| What the task requires |
Count the lines containing "this". Give the number alone.

| Information provided |
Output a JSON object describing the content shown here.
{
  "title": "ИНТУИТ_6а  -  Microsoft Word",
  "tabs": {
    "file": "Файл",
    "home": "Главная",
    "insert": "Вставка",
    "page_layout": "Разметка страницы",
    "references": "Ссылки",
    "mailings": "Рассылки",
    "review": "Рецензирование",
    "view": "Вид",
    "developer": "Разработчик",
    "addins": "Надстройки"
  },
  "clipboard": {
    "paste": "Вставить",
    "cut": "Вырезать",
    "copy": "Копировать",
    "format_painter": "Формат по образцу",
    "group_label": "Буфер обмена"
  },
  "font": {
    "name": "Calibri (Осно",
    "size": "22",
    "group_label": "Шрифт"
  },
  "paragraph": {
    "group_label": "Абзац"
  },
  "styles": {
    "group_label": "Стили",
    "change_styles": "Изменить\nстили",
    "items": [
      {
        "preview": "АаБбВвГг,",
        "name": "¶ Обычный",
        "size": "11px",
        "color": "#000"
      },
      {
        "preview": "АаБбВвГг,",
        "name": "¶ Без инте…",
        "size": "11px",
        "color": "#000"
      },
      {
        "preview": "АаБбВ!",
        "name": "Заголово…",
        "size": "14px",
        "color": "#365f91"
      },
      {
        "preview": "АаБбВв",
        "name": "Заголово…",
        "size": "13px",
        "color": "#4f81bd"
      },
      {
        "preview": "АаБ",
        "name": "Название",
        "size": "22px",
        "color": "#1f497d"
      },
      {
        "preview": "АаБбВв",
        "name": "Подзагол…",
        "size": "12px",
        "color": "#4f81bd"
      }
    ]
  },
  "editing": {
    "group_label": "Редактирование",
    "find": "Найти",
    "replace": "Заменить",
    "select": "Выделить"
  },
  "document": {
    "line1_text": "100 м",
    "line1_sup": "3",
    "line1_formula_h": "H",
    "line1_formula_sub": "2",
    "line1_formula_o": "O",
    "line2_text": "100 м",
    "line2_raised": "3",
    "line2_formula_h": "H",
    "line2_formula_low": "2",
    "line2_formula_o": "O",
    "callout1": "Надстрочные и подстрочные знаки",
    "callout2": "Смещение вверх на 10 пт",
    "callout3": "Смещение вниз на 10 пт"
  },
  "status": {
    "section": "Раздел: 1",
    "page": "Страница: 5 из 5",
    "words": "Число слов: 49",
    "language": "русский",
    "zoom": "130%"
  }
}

* * *

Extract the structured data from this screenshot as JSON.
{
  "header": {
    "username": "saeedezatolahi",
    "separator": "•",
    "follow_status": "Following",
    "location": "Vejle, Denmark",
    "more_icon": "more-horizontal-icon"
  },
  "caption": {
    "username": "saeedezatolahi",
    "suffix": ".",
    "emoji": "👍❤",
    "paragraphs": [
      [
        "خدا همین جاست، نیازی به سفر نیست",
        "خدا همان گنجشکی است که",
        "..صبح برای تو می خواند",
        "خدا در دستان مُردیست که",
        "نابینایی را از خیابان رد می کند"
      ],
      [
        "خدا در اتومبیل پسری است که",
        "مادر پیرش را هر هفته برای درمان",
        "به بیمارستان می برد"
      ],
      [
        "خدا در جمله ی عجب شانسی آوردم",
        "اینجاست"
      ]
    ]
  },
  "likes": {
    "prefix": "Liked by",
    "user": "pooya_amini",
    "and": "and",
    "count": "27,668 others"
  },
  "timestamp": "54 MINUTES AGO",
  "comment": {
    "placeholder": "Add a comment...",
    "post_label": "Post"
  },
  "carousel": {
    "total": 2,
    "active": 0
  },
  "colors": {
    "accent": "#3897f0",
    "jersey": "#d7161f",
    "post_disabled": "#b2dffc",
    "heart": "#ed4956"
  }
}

==

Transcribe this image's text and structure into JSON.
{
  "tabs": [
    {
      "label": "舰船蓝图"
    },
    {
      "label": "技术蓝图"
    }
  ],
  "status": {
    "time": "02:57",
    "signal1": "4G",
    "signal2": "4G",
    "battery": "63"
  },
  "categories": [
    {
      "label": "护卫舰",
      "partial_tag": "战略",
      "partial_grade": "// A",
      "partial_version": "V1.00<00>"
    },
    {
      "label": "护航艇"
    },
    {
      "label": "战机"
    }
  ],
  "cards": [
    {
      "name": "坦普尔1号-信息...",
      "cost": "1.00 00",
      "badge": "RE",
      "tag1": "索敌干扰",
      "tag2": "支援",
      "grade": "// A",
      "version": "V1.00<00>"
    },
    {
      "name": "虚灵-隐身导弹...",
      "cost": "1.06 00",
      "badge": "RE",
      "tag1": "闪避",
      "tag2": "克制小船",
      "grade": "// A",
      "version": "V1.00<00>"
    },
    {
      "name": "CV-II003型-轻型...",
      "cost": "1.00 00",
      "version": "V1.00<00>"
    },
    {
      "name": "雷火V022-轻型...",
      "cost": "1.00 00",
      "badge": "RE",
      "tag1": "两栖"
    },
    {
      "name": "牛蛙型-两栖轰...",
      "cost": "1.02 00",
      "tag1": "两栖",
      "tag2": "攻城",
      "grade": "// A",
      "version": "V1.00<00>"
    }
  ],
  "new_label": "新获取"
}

| Worked solution |
2